**Task prompt:**
Report only the number of lines in the records that contain the word "color".

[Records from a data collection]
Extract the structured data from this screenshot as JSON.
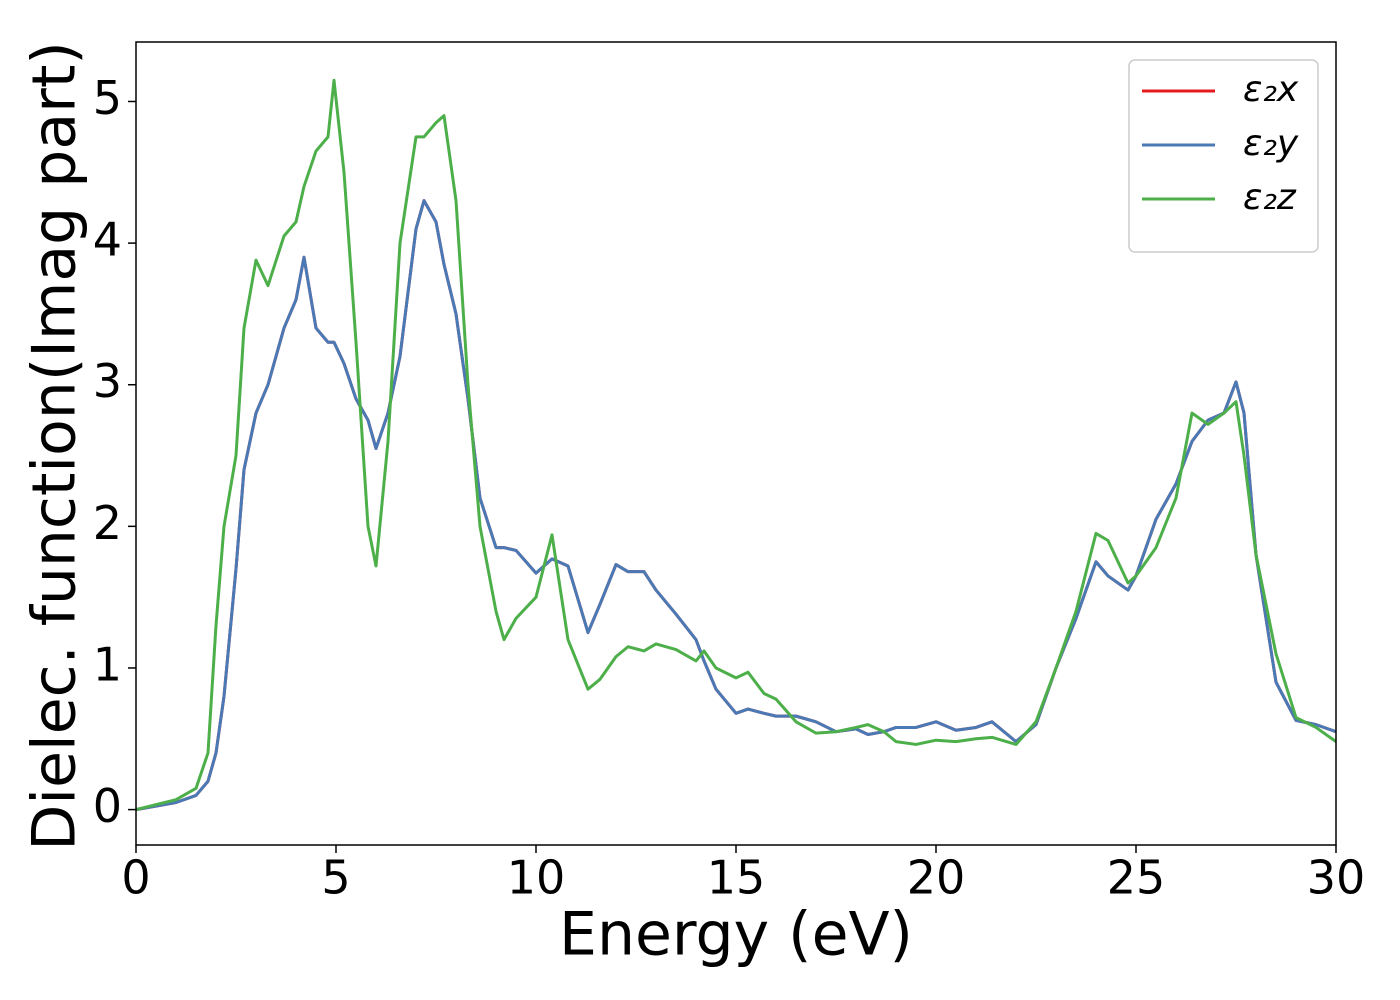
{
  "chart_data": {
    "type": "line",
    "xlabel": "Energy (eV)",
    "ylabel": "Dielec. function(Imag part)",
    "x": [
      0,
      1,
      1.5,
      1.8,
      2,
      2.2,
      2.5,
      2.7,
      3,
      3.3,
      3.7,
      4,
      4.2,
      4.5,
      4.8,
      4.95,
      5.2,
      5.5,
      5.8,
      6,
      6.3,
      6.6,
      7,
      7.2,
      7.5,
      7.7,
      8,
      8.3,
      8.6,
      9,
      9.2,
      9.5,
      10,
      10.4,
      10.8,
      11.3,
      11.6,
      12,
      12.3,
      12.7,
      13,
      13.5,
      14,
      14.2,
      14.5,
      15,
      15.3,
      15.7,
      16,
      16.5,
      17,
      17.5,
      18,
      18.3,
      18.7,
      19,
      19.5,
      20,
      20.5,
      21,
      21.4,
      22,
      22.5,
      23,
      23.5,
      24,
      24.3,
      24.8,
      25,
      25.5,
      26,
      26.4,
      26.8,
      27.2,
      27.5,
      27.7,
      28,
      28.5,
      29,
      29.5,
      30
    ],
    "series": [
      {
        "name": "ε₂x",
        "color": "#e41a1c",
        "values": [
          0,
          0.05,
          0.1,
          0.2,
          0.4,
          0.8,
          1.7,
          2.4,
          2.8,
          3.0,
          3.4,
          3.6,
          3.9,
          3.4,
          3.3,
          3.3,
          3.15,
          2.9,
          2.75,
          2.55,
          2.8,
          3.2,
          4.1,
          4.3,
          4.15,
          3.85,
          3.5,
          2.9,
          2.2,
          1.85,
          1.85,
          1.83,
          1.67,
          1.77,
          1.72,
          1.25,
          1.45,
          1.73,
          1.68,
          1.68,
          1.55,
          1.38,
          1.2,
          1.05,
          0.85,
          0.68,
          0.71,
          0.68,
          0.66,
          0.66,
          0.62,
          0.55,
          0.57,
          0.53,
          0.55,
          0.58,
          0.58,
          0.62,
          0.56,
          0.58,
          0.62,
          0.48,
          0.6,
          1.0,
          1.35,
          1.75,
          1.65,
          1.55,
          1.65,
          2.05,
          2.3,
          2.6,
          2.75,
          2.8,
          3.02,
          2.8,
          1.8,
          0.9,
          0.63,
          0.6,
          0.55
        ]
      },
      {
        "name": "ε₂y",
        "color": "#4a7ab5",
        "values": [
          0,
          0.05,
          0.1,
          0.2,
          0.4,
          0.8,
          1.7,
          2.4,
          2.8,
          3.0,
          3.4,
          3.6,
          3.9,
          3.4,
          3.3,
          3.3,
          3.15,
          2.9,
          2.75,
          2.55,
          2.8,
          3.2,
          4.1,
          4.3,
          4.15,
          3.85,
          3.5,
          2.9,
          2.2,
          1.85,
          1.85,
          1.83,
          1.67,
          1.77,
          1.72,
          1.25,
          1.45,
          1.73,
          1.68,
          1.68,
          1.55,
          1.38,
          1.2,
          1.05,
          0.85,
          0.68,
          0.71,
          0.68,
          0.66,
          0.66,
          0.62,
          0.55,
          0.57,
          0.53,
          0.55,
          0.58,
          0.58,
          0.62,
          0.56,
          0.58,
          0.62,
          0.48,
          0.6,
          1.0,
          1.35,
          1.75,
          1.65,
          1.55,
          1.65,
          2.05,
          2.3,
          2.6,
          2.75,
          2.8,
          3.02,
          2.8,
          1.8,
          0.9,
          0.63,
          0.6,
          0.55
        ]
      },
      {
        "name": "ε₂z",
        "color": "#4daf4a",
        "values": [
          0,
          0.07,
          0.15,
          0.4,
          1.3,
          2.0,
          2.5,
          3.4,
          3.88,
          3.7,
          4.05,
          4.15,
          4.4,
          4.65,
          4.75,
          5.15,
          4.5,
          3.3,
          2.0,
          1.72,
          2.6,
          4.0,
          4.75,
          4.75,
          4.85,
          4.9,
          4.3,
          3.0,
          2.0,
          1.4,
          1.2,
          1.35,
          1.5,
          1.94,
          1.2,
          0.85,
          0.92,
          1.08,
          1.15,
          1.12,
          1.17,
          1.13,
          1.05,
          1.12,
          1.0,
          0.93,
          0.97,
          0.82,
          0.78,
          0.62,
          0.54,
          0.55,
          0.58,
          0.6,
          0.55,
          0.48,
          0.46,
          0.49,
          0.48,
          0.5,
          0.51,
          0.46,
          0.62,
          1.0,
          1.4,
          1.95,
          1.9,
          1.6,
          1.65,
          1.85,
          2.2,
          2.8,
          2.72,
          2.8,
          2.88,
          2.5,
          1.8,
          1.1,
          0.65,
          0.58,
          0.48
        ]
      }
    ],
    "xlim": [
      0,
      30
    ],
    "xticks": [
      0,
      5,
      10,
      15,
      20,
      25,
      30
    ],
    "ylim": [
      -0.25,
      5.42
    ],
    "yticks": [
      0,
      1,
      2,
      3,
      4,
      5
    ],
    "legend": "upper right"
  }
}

**Answer to this task:**
3